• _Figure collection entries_
---------------
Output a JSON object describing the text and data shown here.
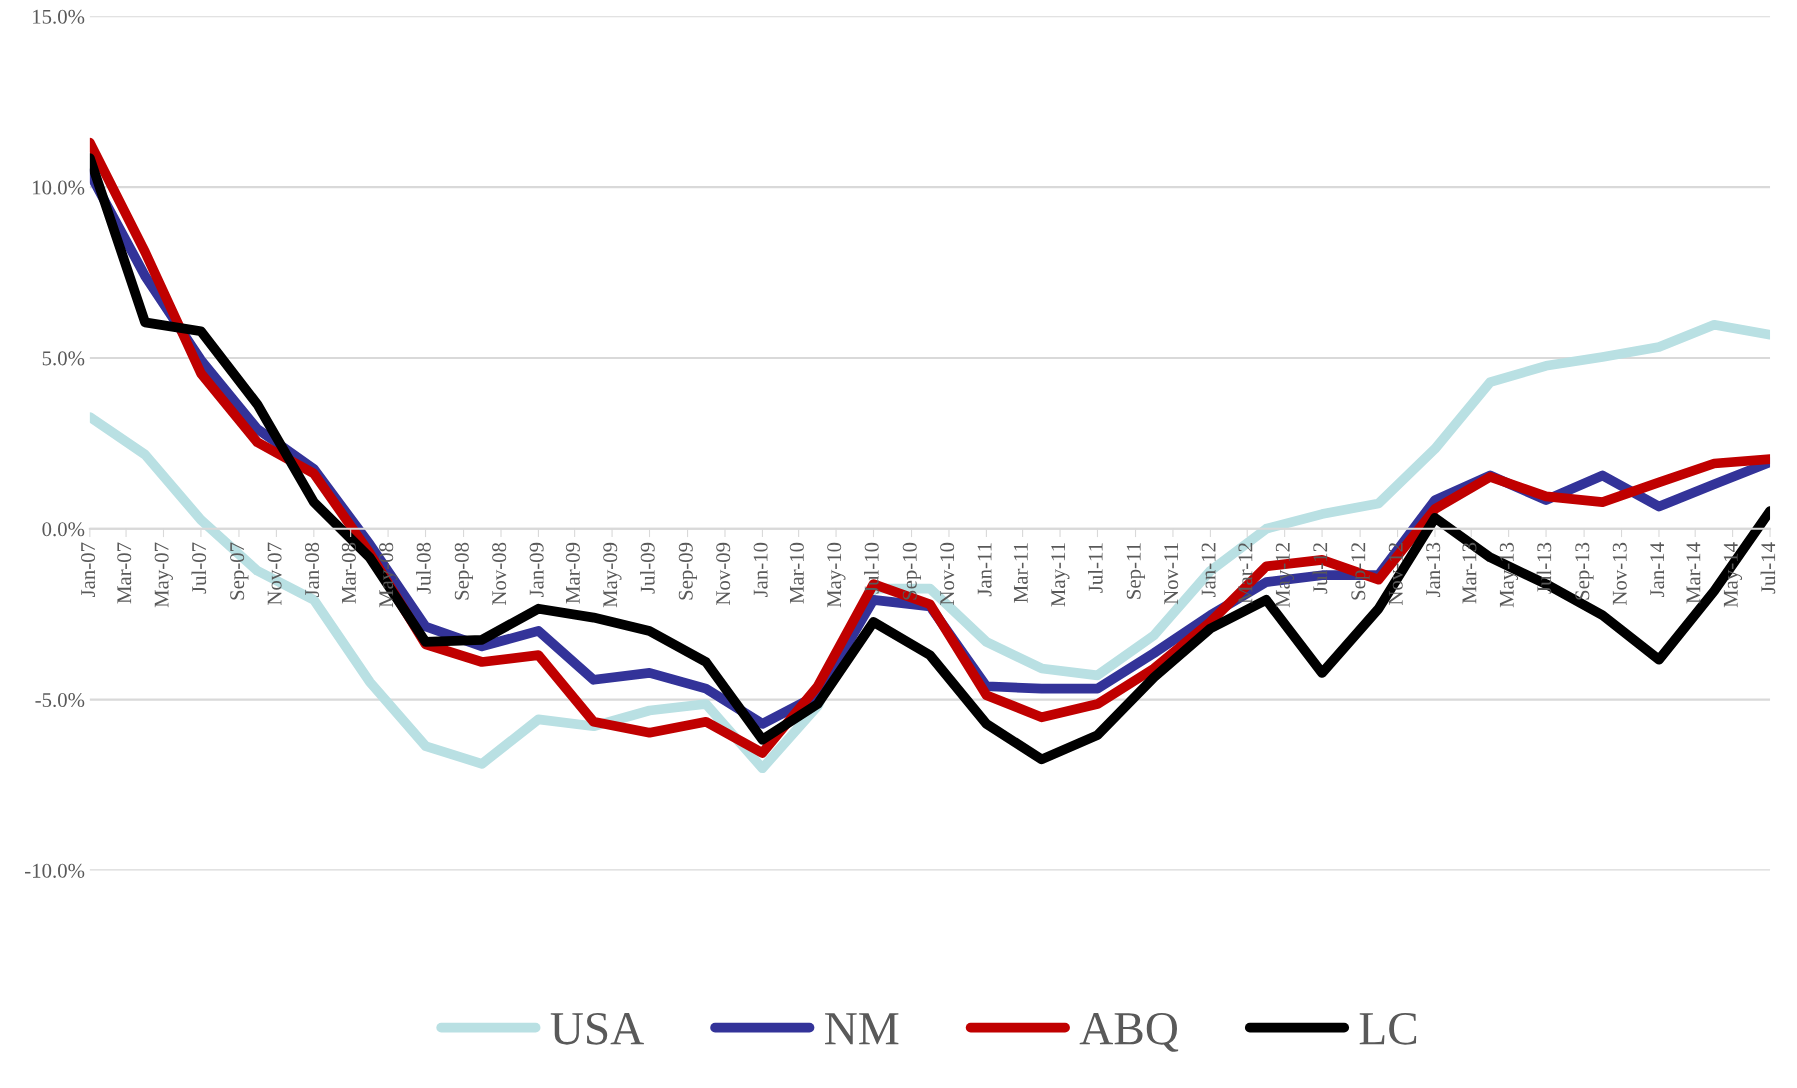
{
  "chart_data": {
    "type": "line",
    "x": [
      "2007-01",
      "2007-04",
      "2007-07",
      "2007-10",
      "2008-01",
      "2008-04",
      "2008-07",
      "2008-10",
      "2009-01",
      "2009-04",
      "2009-07",
      "2009-10",
      "2010-01",
      "2010-04",
      "2010-07",
      "2010-10",
      "2011-01",
      "2011-04",
      "2011-07",
      "2011-10",
      "2012-01",
      "2012-04",
      "2012-07",
      "2012-10",
      "2013-01",
      "2013-04",
      "2013-07",
      "2013-10",
      "2014-01",
      "2014-04",
      "2014-07"
    ],
    "series": [
      {
        "name": "USA",
        "color": "#b9e0e3",
        "values": [
          3.27,
          2.17,
          0.26,
          -1.23,
          -2.08,
          -4.48,
          -6.36,
          -6.88,
          -5.58,
          -5.78,
          -5.32,
          -5.13,
          -7.01,
          -5.19,
          -1.75,
          -1.75,
          -3.31,
          -4.09,
          -4.29,
          -3.12,
          -1.23,
          0.0,
          0.43,
          0.74,
          2.34,
          4.29,
          4.77,
          5.03,
          5.32,
          5.97,
          5.68
        ]
      },
      {
        "name": "NM",
        "color": "#333399",
        "values": [
          10.4,
          7.4,
          4.94,
          2.92,
          1.75,
          -0.45,
          -2.86,
          -3.44,
          -2.99,
          -4.42,
          -4.22,
          -4.68,
          -5.71,
          -4.87,
          -2.08,
          -2.27,
          -4.61,
          -4.68,
          -4.68,
          -3.64,
          -2.53,
          -1.56,
          -1.36,
          -1.36,
          0.84,
          1.56,
          0.84,
          1.56,
          0.65,
          1.3,
          1.95
        ]
      },
      {
        "name": "ABQ",
        "color": "#c00000",
        "values": [
          11.3,
          8.1,
          4.55,
          2.53,
          1.62,
          -0.71,
          -3.38,
          -3.9,
          -3.7,
          -5.65,
          -5.97,
          -5.65,
          -6.56,
          -4.61,
          -1.62,
          -2.21,
          -4.87,
          -5.52,
          -5.13,
          -4.09,
          -2.73,
          -1.1,
          -0.91,
          -1.49,
          0.58,
          1.52,
          0.95,
          0.78,
          1.36,
          1.91,
          2.04
        ]
      },
      {
        "name": "LC",
        "color": "#000000",
        "values": [
          10.85,
          6.04,
          5.78,
          3.64,
          0.78,
          -0.84,
          -3.31,
          -3.25,
          -2.34,
          -2.6,
          -2.99,
          -3.9,
          -6.17,
          -5.13,
          -2.73,
          -3.7,
          -5.71,
          -6.75,
          -6.04,
          -4.35,
          -2.92,
          -2.08,
          -4.22,
          -2.34,
          0.32,
          -0.84,
          -1.62,
          -2.53,
          -3.83,
          -1.82,
          0.52
        ]
      }
    ],
    "ylim": [
      -10,
      15
    ],
    "yticks": [
      {
        "value": -10,
        "label": "-10.0%"
      },
      {
        "value": -5,
        "label": "-5.0%"
      },
      {
        "value": 0,
        "label": "0.0%"
      },
      {
        "value": 5,
        "label": "5.0%"
      },
      {
        "value": 10,
        "label": "10.0%"
      },
      {
        "value": 15,
        "label": "15.0%"
      }
    ],
    "xlim": [
      "2007-01",
      "2014-07"
    ],
    "xticks": [
      {
        "value": "2007-01",
        "label": "Jan-07"
      },
      {
        "value": "2007-03",
        "label": "Mar-07"
      },
      {
        "value": "2007-05",
        "label": "May-07"
      },
      {
        "value": "2007-07",
        "label": "Jul-07"
      },
      {
        "value": "2007-09",
        "label": "Sep-07"
      },
      {
        "value": "2007-11",
        "label": "Nov-07"
      },
      {
        "value": "2008-01",
        "label": "Jan-08"
      },
      {
        "value": "2008-03",
        "label": "Mar-08"
      },
      {
        "value": "2008-05",
        "label": "May-08"
      },
      {
        "value": "2008-07",
        "label": "Jul-08"
      },
      {
        "value": "2008-09",
        "label": "Sep-08"
      },
      {
        "value": "2008-11",
        "label": "Nov-08"
      },
      {
        "value": "2009-01",
        "label": "Jan-09"
      },
      {
        "value": "2009-03",
        "label": "Mar-09"
      },
      {
        "value": "2009-05",
        "label": "May-09"
      },
      {
        "value": "2009-07",
        "label": "Jul-09"
      },
      {
        "value": "2009-09",
        "label": "Sep-09"
      },
      {
        "value": "2009-11",
        "label": "Nov-09"
      },
      {
        "value": "2010-01",
        "label": "Jan-10"
      },
      {
        "value": "2010-03",
        "label": "Mar-10"
      },
      {
        "value": "2010-05",
        "label": "May-10"
      },
      {
        "value": "2010-07",
        "label": "Jul-10"
      },
      {
        "value": "2010-09",
        "label": "Sep-10"
      },
      {
        "value": "2010-11",
        "label": "Nov-10"
      },
      {
        "value": "2011-01",
        "label": "Jan-11"
      },
      {
        "value": "2011-03",
        "label": "Mar-11"
      },
      {
        "value": "2011-05",
        "label": "May-11"
      },
      {
        "value": "2011-07",
        "label": "Jul-11"
      },
      {
        "value": "2011-09",
        "label": "Sep-11"
      },
      {
        "value": "2011-11",
        "label": "Nov-11"
      },
      {
        "value": "2012-01",
        "label": "Jan-12"
      },
      {
        "value": "2012-03",
        "label": "Mar-12"
      },
      {
        "value": "2012-05",
        "label": "May-12"
      },
      {
        "value": "2012-07",
        "label": "Jul-12"
      },
      {
        "value": "2012-09",
        "label": "Sep-12"
      },
      {
        "value": "2012-11",
        "label": "Nov-12"
      },
      {
        "value": "2013-01",
        "label": "Jan-13"
      },
      {
        "value": "2013-03",
        "label": "Mar-13"
      },
      {
        "value": "2013-05",
        "label": "May-13"
      },
      {
        "value": "2013-07",
        "label": "Jul-13"
      },
      {
        "value": "2013-09",
        "label": "Sep-13"
      },
      {
        "value": "2013-11",
        "label": "Nov-13"
      },
      {
        "value": "2014-01",
        "label": "Jan-14"
      },
      {
        "value": "2014-03",
        "label": "Mar-14"
      },
      {
        "value": "2014-05",
        "label": "May-14"
      },
      {
        "value": "2014-07",
        "label": "Jul-14"
      }
    ],
    "grid": "y",
    "legend": "bottom",
    "line_style": "solid",
    "marker": "none"
  }
}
---------------
• _TASK PROMPT_
Repeat the records above exactly, leaving out the pictures.

• _THE SOLUTION_
Output a JSON object describing the text and data shown here.
{
  "chart_data": {
    "type": "line",
    "x": [
      "2007-01",
      "2007-04",
      "2007-07",
      "2007-10",
      "2008-01",
      "2008-04",
      "2008-07",
      "2008-10",
      "2009-01",
      "2009-04",
      "2009-07",
      "2009-10",
      "2010-01",
      "2010-04",
      "2010-07",
      "2010-10",
      "2011-01",
      "2011-04",
      "2011-07",
      "2011-10",
      "2012-01",
      "2012-04",
      "2012-07",
      "2012-10",
      "2013-01",
      "2013-04",
      "2013-07",
      "2013-10",
      "2014-01",
      "2014-04",
      "2014-07"
    ],
    "series": [
      {
        "name": "USA",
        "color": "#b9e0e3",
        "values": [
          3.27,
          2.17,
          0.26,
          -1.23,
          -2.08,
          -4.48,
          -6.36,
          -6.88,
          -5.58,
          -5.78,
          -5.32,
          -5.13,
          -7.01,
          -5.19,
          -1.75,
          -1.75,
          -3.31,
          -4.09,
          -4.29,
          -3.12,
          -1.23,
          0.0,
          0.43,
          0.74,
          2.34,
          4.29,
          4.77,
          5.03,
          5.32,
          5.97,
          5.68
        ]
      },
      {
        "name": "NM",
        "color": "#333399",
        "values": [
          10.4,
          7.4,
          4.94,
          2.92,
          1.75,
          -0.45,
          -2.86,
          -3.44,
          -2.99,
          -4.42,
          -4.22,
          -4.68,
          -5.71,
          -4.87,
          -2.08,
          -2.27,
          -4.61,
          -4.68,
          -4.68,
          -3.64,
          -2.53,
          -1.56,
          -1.36,
          -1.36,
          0.84,
          1.56,
          0.84,
          1.56,
          0.65,
          1.3,
          1.95
        ]
      },
      {
        "name": "ABQ",
        "color": "#c00000",
        "values": [
          11.3,
          8.1,
          4.55,
          2.53,
          1.62,
          -0.71,
          -3.38,
          -3.9,
          -3.7,
          -5.65,
          -5.97,
          -5.65,
          -6.56,
          -4.61,
          -1.62,
          -2.21,
          -4.87,
          -5.52,
          -5.13,
          -4.09,
          -2.73,
          -1.1,
          -0.91,
          -1.49,
          0.58,
          1.52,
          0.95,
          0.78,
          1.36,
          1.91,
          2.04
        ]
      },
      {
        "name": "LC",
        "color": "#000000",
        "values": [
          10.85,
          6.04,
          5.78,
          3.64,
          0.78,
          -0.84,
          -3.31,
          -3.25,
          -2.34,
          -2.6,
          -2.99,
          -3.9,
          -6.17,
          -5.13,
          -2.73,
          -3.7,
          -5.71,
          -6.75,
          -6.04,
          -4.35,
          -2.92,
          -2.08,
          -4.22,
          -2.34,
          0.32,
          -0.84,
          -1.62,
          -2.53,
          -3.83,
          -1.82,
          0.52
        ]
      }
    ],
    "ylim": [
      -10,
      15
    ],
    "yticks": [
      {
        "value": -10,
        "label": "-10.0%"
      },
      {
        "value": -5,
        "label": "-5.0%"
      },
      {
        "value": 0,
        "label": "0.0%"
      },
      {
        "value": 5,
        "label": "5.0%"
      },
      {
        "value": 10,
        "label": "10.0%"
      },
      {
        "value": 15,
        "label": "15.0%"
      }
    ],
    "xlim": [
      "2007-01",
      "2014-07"
    ],
    "xticks": [
      {
        "value": "2007-01",
        "label": "Jan-07"
      },
      {
        "value": "2007-03",
        "label": "Mar-07"
      },
      {
        "value": "2007-05",
        "label": "May-07"
      },
      {
        "value": "2007-07",
        "label": "Jul-07"
      },
      {
        "value": "2007-09",
        "label": "Sep-07"
      },
      {
        "value": "2007-11",
        "label": "Nov-07"
      },
      {
        "value": "2008-01",
        "label": "Jan-08"
      },
      {
        "value": "2008-03",
        "label": "Mar-08"
      },
      {
        "value": "2008-05",
        "label": "May-08"
      },
      {
        "value": "2008-07",
        "label": "Jul-08"
      },
      {
        "value": "2008-09",
        "label": "Sep-08"
      },
      {
        "value": "2008-11",
        "label": "Nov-08"
      },
      {
        "value": "2009-01",
        "label": "Jan-09"
      },
      {
        "value": "2009-03",
        "label": "Mar-09"
      },
      {
        "value": "2009-05",
        "label": "May-09"
      },
      {
        "value": "2009-07",
        "label": "Jul-09"
      },
      {
        "value": "2009-09",
        "label": "Sep-09"
      },
      {
        "value": "2009-11",
        "label": "Nov-09"
      },
      {
        "value": "2010-01",
        "label": "Jan-10"
      },
      {
        "value": "2010-03",
        "label": "Mar-10"
      },
      {
        "value": "2010-05",
        "label": "May-10"
      },
      {
        "value": "2010-07",
        "label": "Jul-10"
      },
      {
        "value": "2010-09",
        "label": "Sep-10"
      },
      {
        "value": "2010-11",
        "label": "Nov-10"
      },
      {
        "value": "2011-01",
        "label": "Jan-11"
      },
      {
        "value": "2011-03",
        "label": "Mar-11"
      },
      {
        "value": "2011-05",
        "label": "May-11"
      },
      {
        "value": "2011-07",
        "label": "Jul-11"
      },
      {
        "value": "2011-09",
        "label": "Sep-11"
      },
      {
        "value": "2011-11",
        "label": "Nov-11"
      },
      {
        "value": "2012-01",
        "label": "Jan-12"
      },
      {
        "value": "2012-03",
        "label": "Mar-12"
      },
      {
        "value": "2012-05",
        "label": "May-12"
      },
      {
        "value": "2012-07",
        "label": "Jul-12"
      },
      {
        "value": "2012-09",
        "label": "Sep-12"
      },
      {
        "value": "2012-11",
        "label": "Nov-12"
      },
      {
        "value": "2013-01",
        "label": "Jan-13"
      },
      {
        "value": "2013-03",
        "label": "Mar-13"
      },
      {
        "value": "2013-05",
        "label": "May-13"
      },
      {
        "value": "2013-07",
        "label": "Jul-13"
      },
      {
        "value": "2013-09",
        "label": "Sep-13"
      },
      {
        "value": "2013-11",
        "label": "Nov-13"
      },
      {
        "value": "2014-01",
        "label": "Jan-14"
      },
      {
        "value": "2014-03",
        "label": "Mar-14"
      },
      {
        "value": "2014-05",
        "label": "May-14"
      },
      {
        "value": "2014-07",
        "label": "Jul-14"
      }
    ],
    "grid": "y",
    "legend": "bottom",
    "line_style": "solid",
    "marker": "none"
  }
}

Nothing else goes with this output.